» **Task requirements**: Copy each line of the records that holds the string "Transportation".
==========
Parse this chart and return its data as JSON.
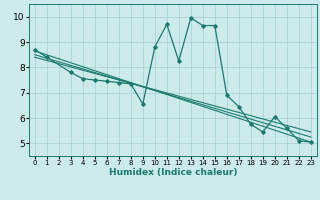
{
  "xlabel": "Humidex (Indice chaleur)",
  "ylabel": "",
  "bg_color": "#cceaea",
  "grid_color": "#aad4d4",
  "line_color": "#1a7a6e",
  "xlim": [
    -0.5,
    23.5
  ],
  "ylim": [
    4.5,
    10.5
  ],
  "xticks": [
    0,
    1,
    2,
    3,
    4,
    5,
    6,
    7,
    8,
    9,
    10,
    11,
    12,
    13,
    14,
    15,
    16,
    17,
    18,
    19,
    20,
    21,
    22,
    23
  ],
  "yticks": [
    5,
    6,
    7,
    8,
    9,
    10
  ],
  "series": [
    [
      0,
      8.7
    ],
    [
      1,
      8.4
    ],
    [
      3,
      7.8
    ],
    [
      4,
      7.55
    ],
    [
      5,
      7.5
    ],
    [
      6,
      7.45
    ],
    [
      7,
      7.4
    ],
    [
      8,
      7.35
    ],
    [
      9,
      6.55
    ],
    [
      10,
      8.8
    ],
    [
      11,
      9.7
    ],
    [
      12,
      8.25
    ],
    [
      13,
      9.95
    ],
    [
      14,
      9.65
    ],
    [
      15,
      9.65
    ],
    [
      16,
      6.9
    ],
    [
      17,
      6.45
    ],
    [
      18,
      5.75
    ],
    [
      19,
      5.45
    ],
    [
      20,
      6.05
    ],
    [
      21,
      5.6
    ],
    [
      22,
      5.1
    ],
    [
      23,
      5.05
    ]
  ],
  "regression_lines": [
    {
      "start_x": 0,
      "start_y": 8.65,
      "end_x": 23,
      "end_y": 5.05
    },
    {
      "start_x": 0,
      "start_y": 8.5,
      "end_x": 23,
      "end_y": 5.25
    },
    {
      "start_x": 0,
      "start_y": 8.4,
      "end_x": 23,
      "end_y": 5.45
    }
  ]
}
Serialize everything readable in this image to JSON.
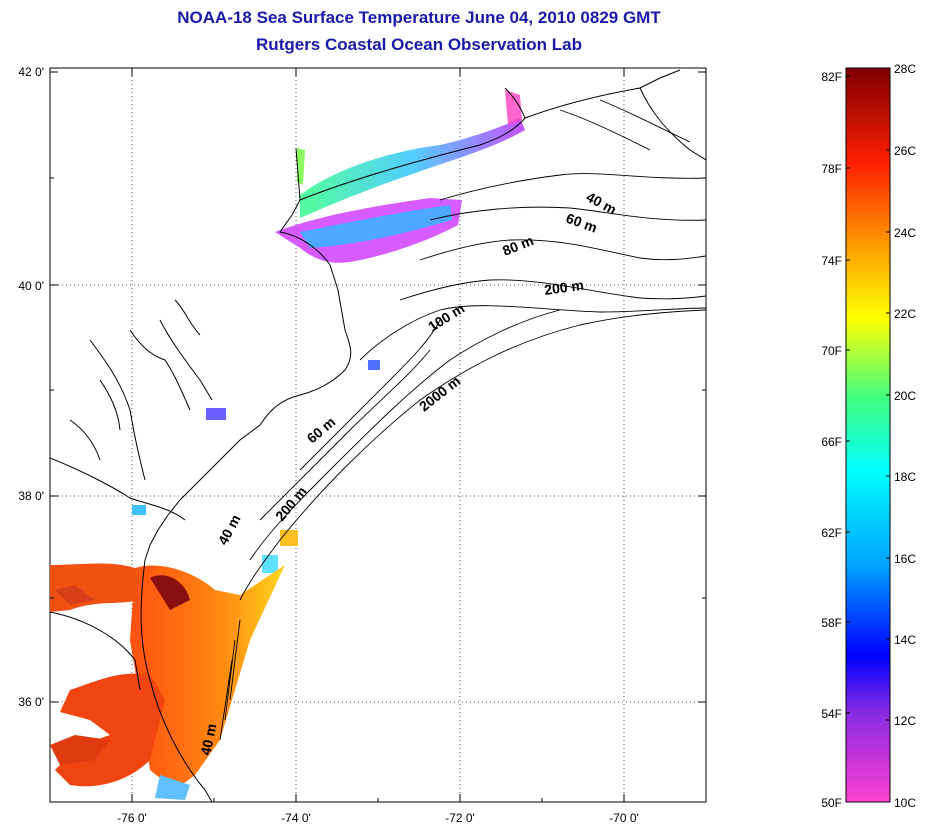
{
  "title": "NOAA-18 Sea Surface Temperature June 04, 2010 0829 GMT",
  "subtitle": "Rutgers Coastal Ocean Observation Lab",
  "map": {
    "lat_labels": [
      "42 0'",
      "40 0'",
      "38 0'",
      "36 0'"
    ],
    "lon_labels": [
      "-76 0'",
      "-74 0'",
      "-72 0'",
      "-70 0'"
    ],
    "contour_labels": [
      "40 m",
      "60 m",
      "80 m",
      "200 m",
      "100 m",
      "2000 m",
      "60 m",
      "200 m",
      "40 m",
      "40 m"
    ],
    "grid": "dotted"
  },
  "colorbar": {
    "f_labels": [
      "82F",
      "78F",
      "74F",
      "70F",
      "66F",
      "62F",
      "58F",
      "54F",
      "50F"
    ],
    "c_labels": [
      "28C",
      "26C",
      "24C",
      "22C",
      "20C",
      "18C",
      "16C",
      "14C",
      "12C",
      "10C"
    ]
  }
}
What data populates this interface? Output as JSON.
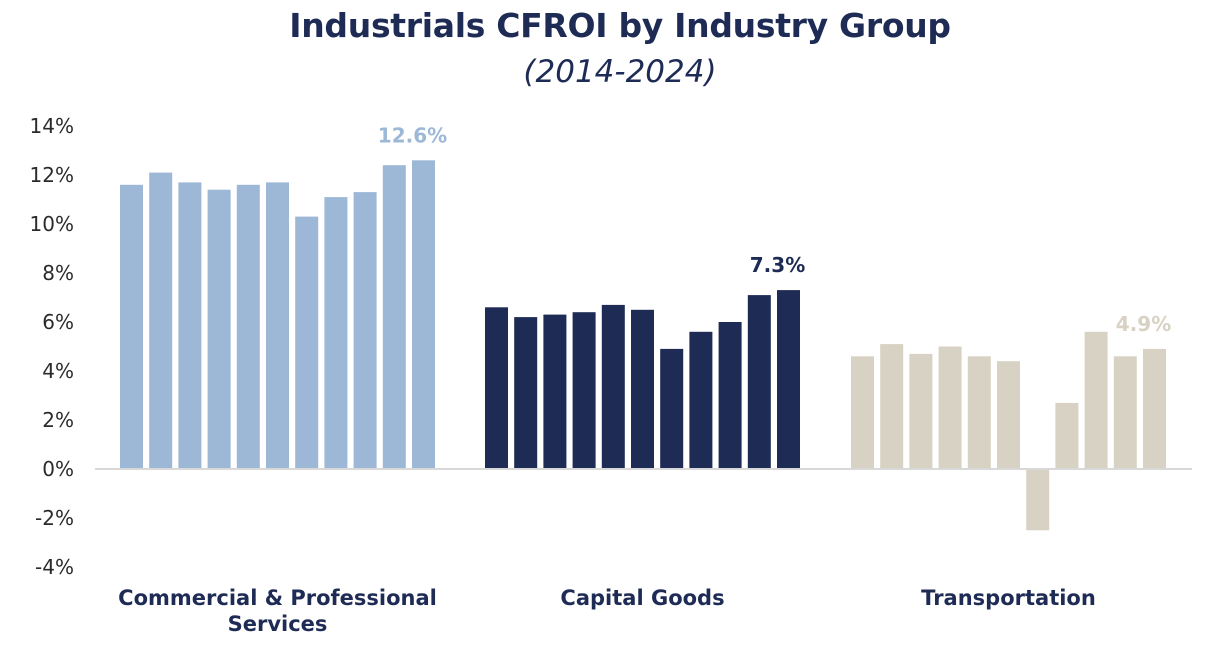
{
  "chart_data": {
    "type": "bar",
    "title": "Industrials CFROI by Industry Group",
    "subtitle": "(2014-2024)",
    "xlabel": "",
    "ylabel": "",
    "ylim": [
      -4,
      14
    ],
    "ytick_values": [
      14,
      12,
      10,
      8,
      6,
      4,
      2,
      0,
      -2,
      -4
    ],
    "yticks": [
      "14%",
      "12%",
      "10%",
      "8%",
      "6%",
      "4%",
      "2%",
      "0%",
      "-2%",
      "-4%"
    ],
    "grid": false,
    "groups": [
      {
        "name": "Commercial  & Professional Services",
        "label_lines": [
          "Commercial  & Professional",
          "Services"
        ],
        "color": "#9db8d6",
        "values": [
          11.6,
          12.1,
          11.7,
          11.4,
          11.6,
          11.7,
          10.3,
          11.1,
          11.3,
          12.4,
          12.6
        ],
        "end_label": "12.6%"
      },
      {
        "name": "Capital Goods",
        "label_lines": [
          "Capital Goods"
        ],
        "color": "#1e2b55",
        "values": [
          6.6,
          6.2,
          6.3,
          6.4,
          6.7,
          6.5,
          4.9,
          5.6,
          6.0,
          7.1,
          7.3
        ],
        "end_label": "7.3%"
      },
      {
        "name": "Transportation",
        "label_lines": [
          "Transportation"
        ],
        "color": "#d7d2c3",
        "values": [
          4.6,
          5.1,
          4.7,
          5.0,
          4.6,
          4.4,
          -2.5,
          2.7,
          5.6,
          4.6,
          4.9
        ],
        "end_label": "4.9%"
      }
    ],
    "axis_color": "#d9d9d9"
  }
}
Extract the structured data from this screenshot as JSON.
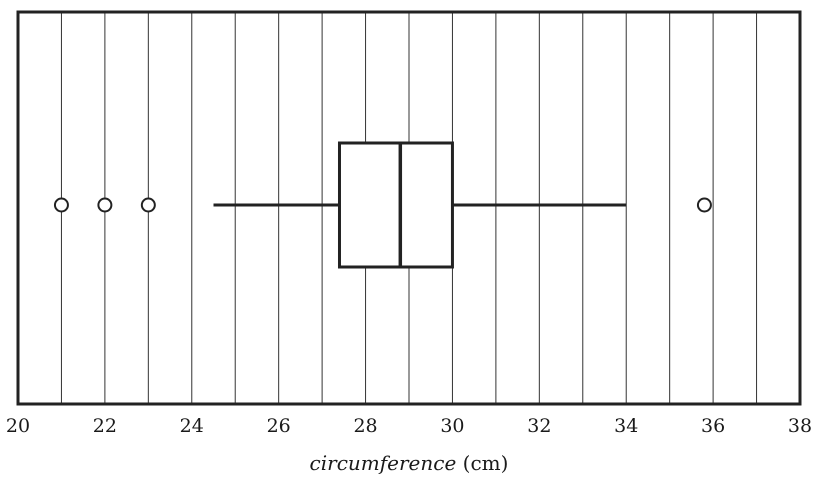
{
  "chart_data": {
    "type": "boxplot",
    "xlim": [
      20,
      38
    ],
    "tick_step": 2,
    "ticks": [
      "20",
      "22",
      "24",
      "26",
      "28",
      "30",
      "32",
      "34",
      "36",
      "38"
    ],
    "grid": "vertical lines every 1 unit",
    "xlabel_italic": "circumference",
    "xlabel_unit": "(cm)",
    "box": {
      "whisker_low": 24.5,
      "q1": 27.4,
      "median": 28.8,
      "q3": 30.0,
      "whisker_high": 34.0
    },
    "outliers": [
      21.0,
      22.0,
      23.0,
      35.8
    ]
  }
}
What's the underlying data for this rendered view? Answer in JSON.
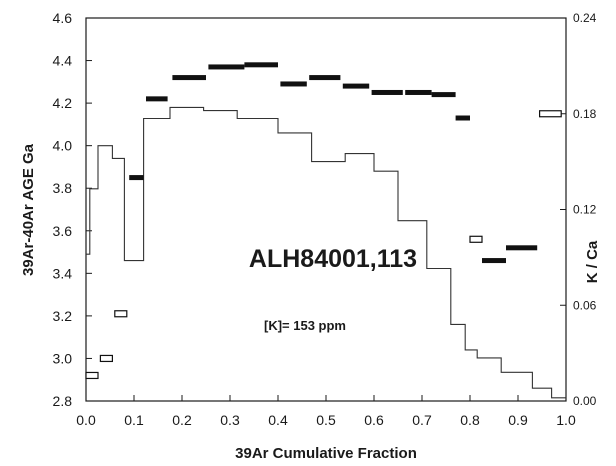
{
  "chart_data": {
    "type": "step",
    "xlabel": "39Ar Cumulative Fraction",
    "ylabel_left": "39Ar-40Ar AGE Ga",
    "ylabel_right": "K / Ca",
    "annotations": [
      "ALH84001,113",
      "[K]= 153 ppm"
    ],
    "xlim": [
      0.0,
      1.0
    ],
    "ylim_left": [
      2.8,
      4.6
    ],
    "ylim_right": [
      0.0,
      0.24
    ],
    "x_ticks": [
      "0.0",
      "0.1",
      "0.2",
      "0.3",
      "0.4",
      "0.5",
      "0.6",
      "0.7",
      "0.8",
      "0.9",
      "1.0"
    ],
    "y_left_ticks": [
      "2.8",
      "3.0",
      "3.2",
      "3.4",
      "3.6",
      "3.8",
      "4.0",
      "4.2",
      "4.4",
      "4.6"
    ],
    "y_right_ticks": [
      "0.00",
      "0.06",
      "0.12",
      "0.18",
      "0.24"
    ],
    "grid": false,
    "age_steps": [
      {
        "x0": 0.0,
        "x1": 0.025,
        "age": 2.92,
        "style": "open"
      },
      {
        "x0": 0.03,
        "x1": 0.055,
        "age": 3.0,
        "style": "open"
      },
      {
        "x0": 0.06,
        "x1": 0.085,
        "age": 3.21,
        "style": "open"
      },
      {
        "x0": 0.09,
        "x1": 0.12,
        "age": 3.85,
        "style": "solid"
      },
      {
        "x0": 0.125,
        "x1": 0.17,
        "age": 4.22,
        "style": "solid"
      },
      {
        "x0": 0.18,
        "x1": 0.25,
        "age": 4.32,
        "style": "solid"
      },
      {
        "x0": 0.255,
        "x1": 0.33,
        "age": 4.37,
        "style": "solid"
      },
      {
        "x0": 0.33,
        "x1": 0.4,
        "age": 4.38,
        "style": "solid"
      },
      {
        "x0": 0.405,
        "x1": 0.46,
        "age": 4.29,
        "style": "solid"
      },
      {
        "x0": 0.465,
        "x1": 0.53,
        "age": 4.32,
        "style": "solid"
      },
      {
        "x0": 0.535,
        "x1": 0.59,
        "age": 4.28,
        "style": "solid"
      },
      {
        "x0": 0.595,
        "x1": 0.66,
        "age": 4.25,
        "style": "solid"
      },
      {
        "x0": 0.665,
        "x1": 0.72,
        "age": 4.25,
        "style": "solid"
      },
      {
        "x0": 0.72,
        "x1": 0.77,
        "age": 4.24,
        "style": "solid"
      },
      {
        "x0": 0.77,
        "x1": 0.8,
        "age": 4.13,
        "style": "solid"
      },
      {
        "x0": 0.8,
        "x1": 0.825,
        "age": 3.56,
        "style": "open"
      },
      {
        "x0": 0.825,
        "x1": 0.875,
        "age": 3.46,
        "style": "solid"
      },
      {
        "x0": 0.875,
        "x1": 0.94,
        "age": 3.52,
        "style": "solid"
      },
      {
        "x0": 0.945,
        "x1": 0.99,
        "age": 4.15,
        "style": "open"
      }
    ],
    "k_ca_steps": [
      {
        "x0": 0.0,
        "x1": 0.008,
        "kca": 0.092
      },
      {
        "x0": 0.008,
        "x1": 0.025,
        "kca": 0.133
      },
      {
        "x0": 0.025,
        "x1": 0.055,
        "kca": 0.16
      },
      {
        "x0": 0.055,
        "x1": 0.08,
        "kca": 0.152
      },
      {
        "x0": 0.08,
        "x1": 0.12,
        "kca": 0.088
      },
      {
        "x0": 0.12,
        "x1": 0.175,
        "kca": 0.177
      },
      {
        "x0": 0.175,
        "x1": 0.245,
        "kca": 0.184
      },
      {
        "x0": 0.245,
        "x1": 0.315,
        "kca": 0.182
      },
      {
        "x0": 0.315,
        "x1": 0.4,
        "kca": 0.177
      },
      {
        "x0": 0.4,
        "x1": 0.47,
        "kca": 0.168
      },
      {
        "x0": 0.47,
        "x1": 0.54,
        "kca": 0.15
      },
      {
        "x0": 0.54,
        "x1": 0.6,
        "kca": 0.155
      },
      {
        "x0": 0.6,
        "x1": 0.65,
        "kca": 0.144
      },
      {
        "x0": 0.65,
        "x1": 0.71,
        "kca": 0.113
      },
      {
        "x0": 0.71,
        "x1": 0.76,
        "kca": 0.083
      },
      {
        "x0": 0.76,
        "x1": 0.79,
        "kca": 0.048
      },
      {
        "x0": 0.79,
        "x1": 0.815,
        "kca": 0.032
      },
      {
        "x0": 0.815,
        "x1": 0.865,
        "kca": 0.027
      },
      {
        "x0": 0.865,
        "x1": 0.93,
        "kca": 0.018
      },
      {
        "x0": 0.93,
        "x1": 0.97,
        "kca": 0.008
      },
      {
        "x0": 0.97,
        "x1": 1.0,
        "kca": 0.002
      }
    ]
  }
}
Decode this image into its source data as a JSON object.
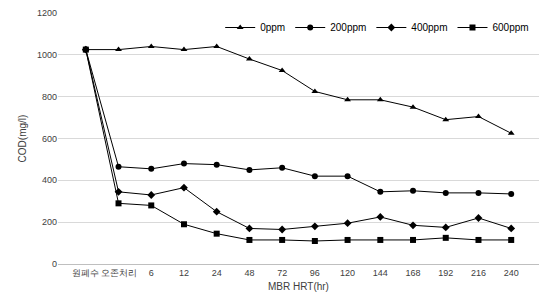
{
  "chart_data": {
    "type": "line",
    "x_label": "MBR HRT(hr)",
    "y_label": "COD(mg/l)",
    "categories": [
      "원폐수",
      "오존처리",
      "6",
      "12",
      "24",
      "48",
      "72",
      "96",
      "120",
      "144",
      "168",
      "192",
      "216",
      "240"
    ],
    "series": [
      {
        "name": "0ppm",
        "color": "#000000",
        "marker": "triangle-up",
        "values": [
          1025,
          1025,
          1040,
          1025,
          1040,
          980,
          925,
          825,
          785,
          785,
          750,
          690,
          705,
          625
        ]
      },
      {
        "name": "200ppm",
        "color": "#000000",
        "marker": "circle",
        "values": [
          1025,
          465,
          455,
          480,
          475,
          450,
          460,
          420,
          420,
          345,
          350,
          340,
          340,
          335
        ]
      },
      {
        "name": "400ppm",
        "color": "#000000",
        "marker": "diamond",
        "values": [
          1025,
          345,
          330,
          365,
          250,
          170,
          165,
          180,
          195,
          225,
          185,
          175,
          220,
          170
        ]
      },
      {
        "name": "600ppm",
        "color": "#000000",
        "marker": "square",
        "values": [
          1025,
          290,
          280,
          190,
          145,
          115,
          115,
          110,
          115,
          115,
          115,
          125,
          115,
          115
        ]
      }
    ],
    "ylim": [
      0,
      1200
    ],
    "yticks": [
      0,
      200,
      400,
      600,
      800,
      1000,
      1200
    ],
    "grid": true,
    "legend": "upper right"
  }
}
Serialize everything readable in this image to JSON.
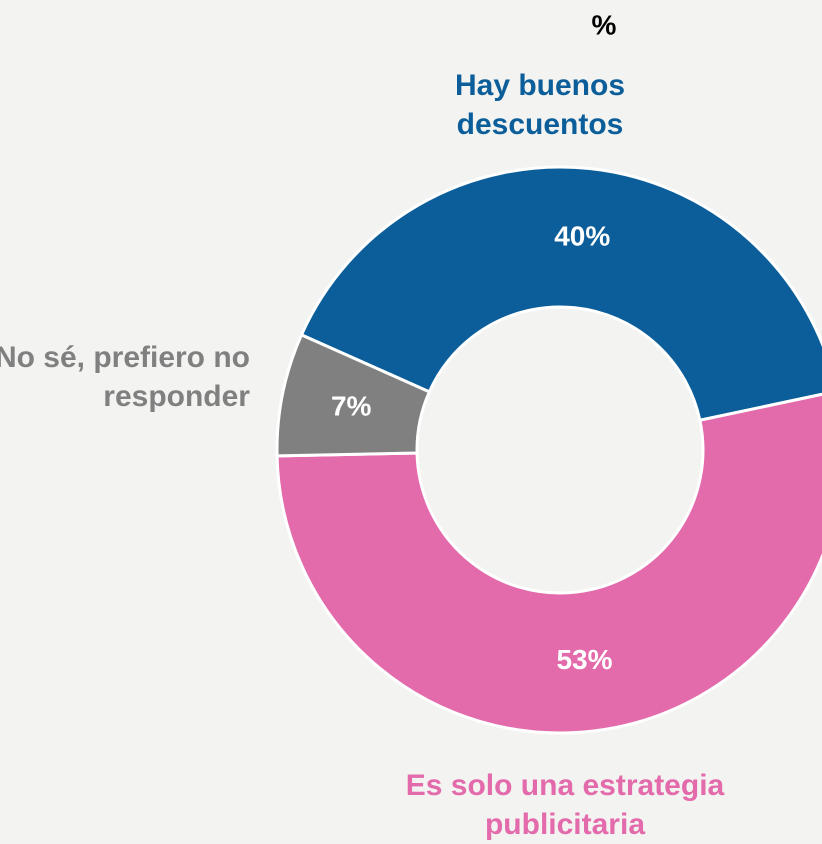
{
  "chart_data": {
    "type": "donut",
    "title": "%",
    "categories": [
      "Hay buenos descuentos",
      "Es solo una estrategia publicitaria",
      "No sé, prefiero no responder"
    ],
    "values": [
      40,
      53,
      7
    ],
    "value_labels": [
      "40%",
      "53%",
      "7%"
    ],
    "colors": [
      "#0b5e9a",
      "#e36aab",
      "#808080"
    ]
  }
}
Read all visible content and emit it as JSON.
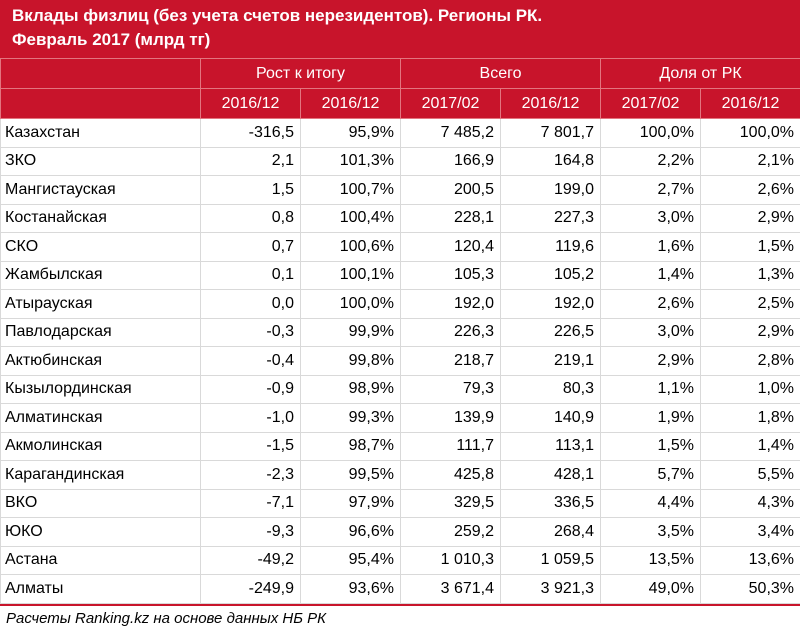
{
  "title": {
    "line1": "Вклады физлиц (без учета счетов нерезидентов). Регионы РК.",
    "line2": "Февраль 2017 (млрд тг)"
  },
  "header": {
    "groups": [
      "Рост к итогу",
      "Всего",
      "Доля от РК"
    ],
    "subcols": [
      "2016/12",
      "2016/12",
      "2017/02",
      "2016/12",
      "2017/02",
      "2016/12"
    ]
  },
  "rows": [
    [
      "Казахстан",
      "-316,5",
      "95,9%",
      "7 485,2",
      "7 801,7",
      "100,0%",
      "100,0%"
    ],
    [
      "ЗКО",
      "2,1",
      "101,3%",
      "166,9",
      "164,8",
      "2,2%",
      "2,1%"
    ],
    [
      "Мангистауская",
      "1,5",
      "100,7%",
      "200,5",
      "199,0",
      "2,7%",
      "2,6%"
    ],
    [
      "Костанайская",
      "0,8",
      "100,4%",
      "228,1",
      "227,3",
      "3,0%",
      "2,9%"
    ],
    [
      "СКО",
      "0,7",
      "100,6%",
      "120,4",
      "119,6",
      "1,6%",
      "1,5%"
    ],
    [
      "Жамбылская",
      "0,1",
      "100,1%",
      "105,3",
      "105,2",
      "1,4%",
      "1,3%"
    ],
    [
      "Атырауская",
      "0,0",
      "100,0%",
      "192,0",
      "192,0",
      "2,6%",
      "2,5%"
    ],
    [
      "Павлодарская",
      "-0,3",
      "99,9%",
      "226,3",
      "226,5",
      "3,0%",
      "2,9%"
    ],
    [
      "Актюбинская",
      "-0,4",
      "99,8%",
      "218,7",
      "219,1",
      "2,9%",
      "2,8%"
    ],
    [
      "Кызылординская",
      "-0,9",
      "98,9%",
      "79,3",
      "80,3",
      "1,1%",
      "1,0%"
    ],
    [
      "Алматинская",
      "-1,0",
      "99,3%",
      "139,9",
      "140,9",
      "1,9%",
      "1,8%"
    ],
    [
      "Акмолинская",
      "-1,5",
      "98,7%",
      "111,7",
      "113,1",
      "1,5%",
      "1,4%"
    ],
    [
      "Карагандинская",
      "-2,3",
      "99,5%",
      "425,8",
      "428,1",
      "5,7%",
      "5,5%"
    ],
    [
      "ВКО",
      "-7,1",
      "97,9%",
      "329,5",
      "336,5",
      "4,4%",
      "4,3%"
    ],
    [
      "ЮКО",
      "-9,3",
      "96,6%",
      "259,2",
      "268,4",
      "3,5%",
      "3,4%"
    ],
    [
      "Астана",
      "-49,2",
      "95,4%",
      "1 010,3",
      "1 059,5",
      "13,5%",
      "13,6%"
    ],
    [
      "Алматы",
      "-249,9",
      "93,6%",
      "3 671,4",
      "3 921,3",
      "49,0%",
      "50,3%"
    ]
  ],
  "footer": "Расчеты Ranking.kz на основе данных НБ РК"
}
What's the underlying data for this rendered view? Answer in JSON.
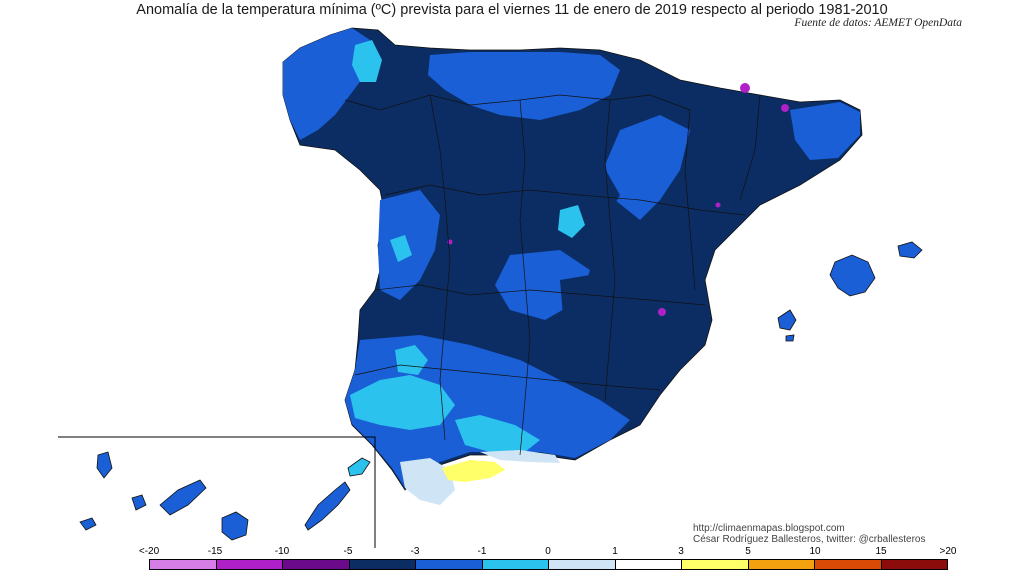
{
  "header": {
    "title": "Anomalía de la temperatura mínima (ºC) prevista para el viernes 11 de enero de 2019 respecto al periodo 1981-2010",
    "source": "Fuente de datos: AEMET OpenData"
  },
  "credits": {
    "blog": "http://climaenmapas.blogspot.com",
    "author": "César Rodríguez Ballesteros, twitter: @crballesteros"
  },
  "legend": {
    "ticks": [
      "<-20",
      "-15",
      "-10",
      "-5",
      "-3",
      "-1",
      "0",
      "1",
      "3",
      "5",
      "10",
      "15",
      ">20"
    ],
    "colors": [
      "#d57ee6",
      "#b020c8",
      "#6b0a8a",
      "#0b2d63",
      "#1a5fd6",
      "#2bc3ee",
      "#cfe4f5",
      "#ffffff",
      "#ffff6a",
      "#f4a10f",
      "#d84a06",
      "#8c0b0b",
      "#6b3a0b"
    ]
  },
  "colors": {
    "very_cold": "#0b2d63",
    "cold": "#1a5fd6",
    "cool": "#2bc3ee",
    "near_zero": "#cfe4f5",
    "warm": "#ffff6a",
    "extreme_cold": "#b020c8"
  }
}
==========
» **Exercise solution**:
        "name": "Transportation",
          "Transportation"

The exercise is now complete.